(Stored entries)
━━━━━━━━━━━━━━━━
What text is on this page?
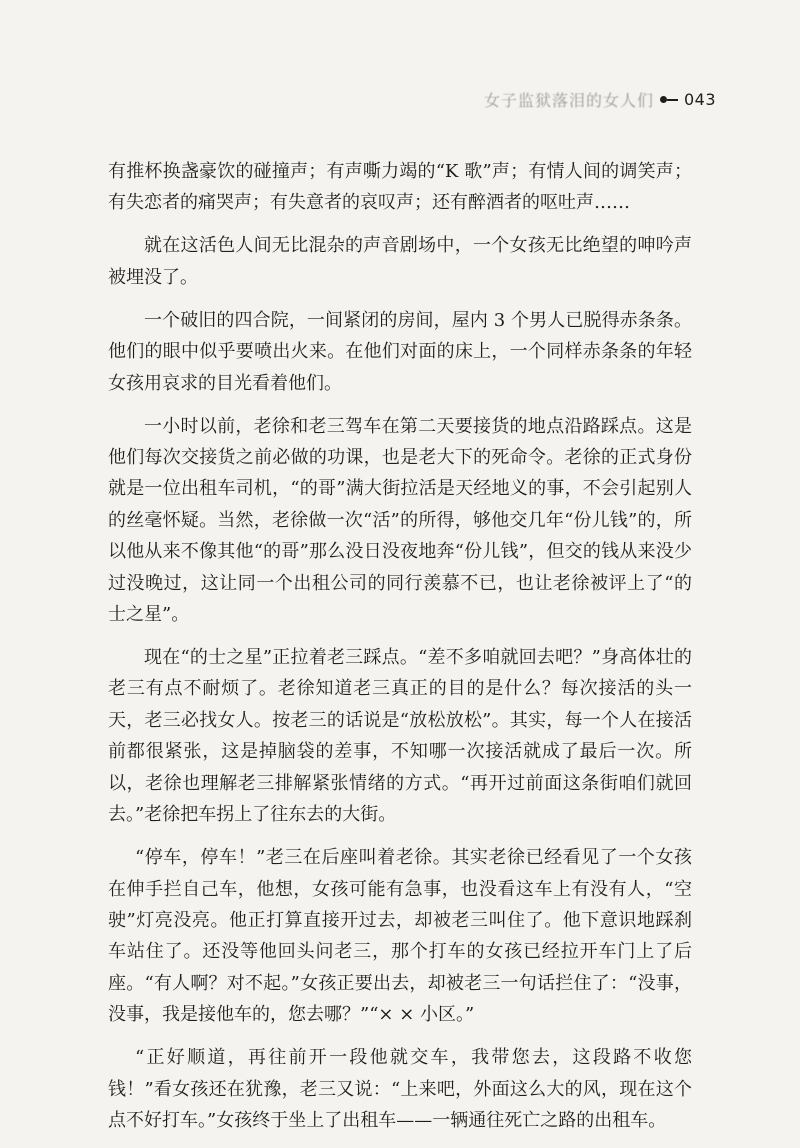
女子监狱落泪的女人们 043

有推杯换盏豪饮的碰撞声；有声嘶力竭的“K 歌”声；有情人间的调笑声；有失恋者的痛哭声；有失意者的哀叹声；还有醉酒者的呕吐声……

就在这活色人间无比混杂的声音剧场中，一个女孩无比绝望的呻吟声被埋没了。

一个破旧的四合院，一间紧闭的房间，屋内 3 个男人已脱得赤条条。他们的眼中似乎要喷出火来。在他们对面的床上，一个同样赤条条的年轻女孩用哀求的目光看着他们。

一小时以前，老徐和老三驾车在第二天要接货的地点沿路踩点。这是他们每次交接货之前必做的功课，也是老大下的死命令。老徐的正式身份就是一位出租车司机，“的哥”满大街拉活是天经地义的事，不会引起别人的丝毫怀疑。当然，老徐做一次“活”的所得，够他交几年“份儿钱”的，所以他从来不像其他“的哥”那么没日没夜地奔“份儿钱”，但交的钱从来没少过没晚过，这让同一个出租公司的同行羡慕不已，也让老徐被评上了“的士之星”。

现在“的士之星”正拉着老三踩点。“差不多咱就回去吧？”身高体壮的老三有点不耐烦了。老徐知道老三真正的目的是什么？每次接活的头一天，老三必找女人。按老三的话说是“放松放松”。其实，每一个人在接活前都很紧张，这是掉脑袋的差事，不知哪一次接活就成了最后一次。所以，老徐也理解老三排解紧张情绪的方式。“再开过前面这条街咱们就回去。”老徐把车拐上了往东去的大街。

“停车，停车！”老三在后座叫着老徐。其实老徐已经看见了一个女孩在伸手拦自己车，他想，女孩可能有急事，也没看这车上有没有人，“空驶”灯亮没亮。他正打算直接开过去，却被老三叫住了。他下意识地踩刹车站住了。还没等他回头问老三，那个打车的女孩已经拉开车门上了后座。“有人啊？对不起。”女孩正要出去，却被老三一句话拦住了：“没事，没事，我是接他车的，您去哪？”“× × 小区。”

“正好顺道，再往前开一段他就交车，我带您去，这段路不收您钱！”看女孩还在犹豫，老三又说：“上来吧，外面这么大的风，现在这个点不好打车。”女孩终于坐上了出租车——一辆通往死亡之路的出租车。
━━━━━━━━━━━━━━━━
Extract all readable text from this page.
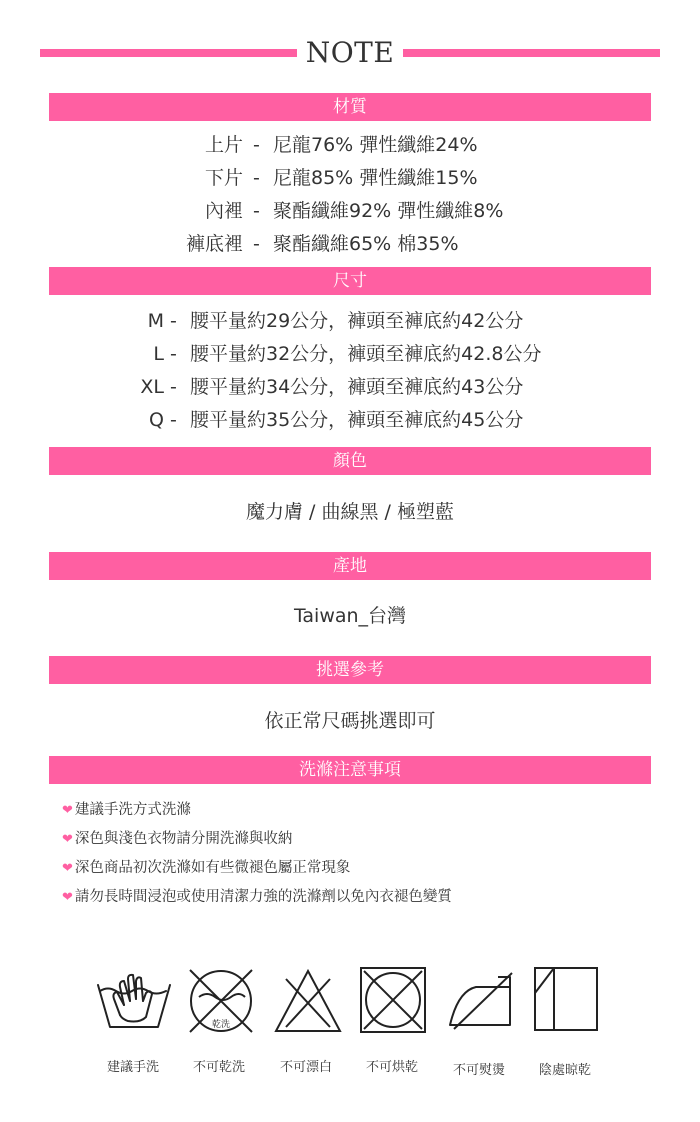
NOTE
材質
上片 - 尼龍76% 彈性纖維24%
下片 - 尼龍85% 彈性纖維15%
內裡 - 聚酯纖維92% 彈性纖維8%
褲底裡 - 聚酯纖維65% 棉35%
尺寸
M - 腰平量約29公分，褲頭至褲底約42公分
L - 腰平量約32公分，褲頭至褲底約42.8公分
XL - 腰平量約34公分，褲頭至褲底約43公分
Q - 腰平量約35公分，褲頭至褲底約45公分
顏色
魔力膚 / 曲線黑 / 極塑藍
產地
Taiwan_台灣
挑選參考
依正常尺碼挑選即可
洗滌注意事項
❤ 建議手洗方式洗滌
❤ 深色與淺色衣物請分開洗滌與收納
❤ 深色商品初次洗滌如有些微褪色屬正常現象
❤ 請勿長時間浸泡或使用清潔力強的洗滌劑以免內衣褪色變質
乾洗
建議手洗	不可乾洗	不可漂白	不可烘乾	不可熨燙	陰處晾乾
━━━━━━━━━━━━━━━━
Aim: Using the records above, find and show each line with the string "的士之星".

Full output:
一小时以前，老徐和老三驾车在第二天要接货的地点沿路踩点。这是他们每次交接货之前必做的功课，也是老大下的死命令。老徐的正式身份就是一位出租车司机，“的哥”满大街拉活是天经地义的事，不会引起别人的丝毫怀疑。当然，老徐做一次“活”的所得，够他交几年“份儿钱”的，所以他从来不像其他“的哥”那么没日没夜地奔“份儿钱”，但交的钱从来没少过没晚过，这让同一个出租公司的同行羡慕不已，也让老徐被评上了“的士之星”。
现在“的士之星”正拉着老三踩点。“差不多咱就回去吧？”身高体壮的老三有点不耐烦了。老徐知道老三真正的目的是什么？每次接活的头一天，老三必找女人。按老三的话说是“放松放松”。其实，每一个人在接活前都很紧张，这是掉脑袋的差事，不知哪一次接活就成了最后一次。所以，老徐也理解老三排解紧张情绪的方式。“再开过前面这条街咱们就回去。”老徐把车拐上了往东去的大街。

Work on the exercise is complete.